Gather all lines in the entries below that include the word "HEGRA".

◆ Structured figure records:
☆ ☆ ☆

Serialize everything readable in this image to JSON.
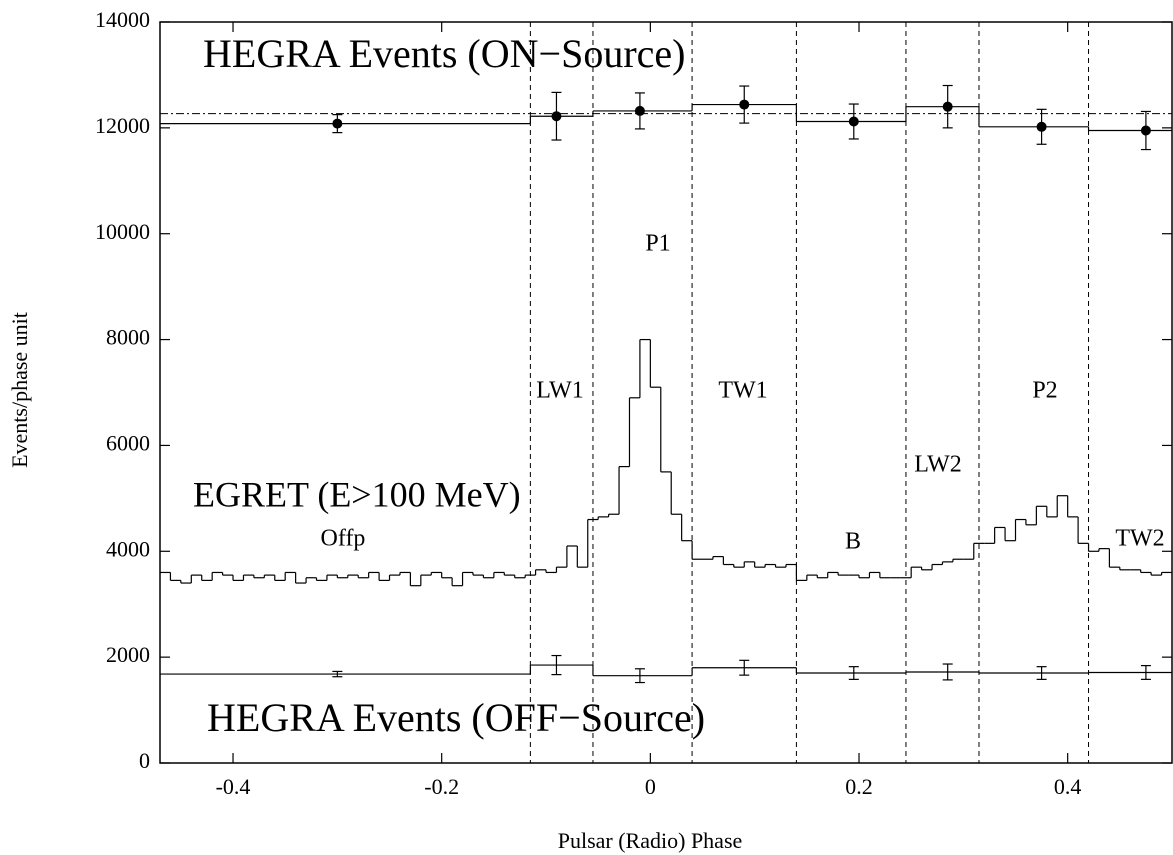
{
  "chart_data": {
    "type": "phasogram",
    "xlabel": "Pulsar (Radio) Phase",
    "ylabel": "Events/phase unit",
    "xlim": [
      -0.47,
      0.5
    ],
    "ylim": [
      0,
      14000
    ],
    "xticks": [
      -0.4,
      -0.2,
      0,
      0.2,
      0.4
    ],
    "yticks": [
      0,
      2000,
      4000,
      6000,
      8000,
      10000,
      12000,
      14000
    ],
    "phase_bins": [
      -0.47,
      -0.115,
      -0.055,
      0.04,
      0.14,
      0.245,
      0.315,
      0.42,
      0.5
    ],
    "region_labels": [
      "Offp",
      "LW1",
      "P1",
      "TW1",
      "B",
      "LW2",
      "P2",
      "TW2"
    ],
    "on_mean": 12270,
    "series": [
      {
        "name": "HEGRA Events (ON−Source)",
        "color": "#000000",
        "values": [
          12080,
          12220,
          12320,
          12440,
          12120,
          12400,
          12020,
          11950
        ],
        "points_x": [
          -0.3,
          -0.09,
          -0.01,
          0.09,
          0.195,
          0.285,
          0.375,
          0.475
        ],
        "errors": [
          170,
          450,
          340,
          350,
          330,
          400,
          330,
          360
        ]
      },
      {
        "name": "HEGRA Events (OFF−Source)",
        "color": "#000000",
        "values": [
          1680,
          1850,
          1650,
          1800,
          1700,
          1720,
          1700,
          1710
        ],
        "points_x": [
          -0.3,
          -0.09,
          -0.01,
          0.09,
          0.195,
          0.285,
          0.375,
          0.475
        ],
        "errors": [
          50,
          180,
          130,
          140,
          120,
          150,
          120,
          130
        ]
      },
      {
        "name": "EGRET (E>100 MeV)",
        "color": "#000000",
        "bins": [
          -0.47,
          -0.46,
          -0.45,
          -0.44,
          -0.43,
          -0.42,
          -0.41,
          -0.4,
          -0.39,
          -0.38,
          -0.37,
          -0.36,
          -0.35,
          -0.34,
          -0.33,
          -0.32,
          -0.31,
          -0.3,
          -0.29,
          -0.28,
          -0.27,
          -0.26,
          -0.25,
          -0.24,
          -0.23,
          -0.22,
          -0.21,
          -0.2,
          -0.19,
          -0.18,
          -0.17,
          -0.16,
          -0.15,
          -0.14,
          -0.13,
          -0.12,
          -0.11,
          -0.1,
          -0.09,
          -0.08,
          -0.07,
          -0.06,
          -0.05,
          -0.04,
          -0.03,
          -0.02,
          -0.01,
          0,
          0.01,
          0.02,
          0.03,
          0.04,
          0.05,
          0.06,
          0.07,
          0.08,
          0.09,
          0.1,
          0.11,
          0.12,
          0.13,
          0.14,
          0.15,
          0.16,
          0.17,
          0.18,
          0.19,
          0.2,
          0.21,
          0.22,
          0.23,
          0.24,
          0.25,
          0.26,
          0.27,
          0.28,
          0.29,
          0.3,
          0.31,
          0.32,
          0.33,
          0.34,
          0.35,
          0.36,
          0.37,
          0.38,
          0.39,
          0.4,
          0.41,
          0.42,
          0.43,
          0.44,
          0.45,
          0.46,
          0.47,
          0.48,
          0.49,
          0.5
        ],
        "values": [
          3600,
          3450,
          3400,
          3550,
          3450,
          3600,
          3550,
          3450,
          3550,
          3500,
          3550,
          3450,
          3600,
          3400,
          3500,
          3450,
          3550,
          3500,
          3550,
          3500,
          3600,
          3450,
          3550,
          3600,
          3350,
          3550,
          3600,
          3500,
          3350,
          3600,
          3550,
          3500,
          3600,
          3550,
          3500,
          3550,
          3650,
          3600,
          3700,
          4100,
          3700,
          4600,
          4650,
          4700,
          5600,
          6900,
          8000,
          7100,
          5500,
          4700,
          4200,
          3850,
          3850,
          3900,
          3750,
          3700,
          3800,
          3700,
          3750,
          3700,
          3750,
          3450,
          3550,
          3500,
          3600,
          3550,
          3550,
          3500,
          3600,
          3500,
          3500,
          3500,
          3700,
          3650,
          3750,
          3800,
          3850,
          3850,
          4150,
          4150,
          4450,
          4200,
          4600,
          4500,
          4850,
          4650,
          5050,
          4650,
          4150,
          4000,
          4050,
          3700,
          3650,
          3650,
          3600,
          3550,
          3600
        ]
      }
    ]
  }
}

☆ ☆ ☆

◆ The answer:
        "name": "HEGRA Events (ON−Source)",
        "name": "HEGRA Events (OFF−Source)",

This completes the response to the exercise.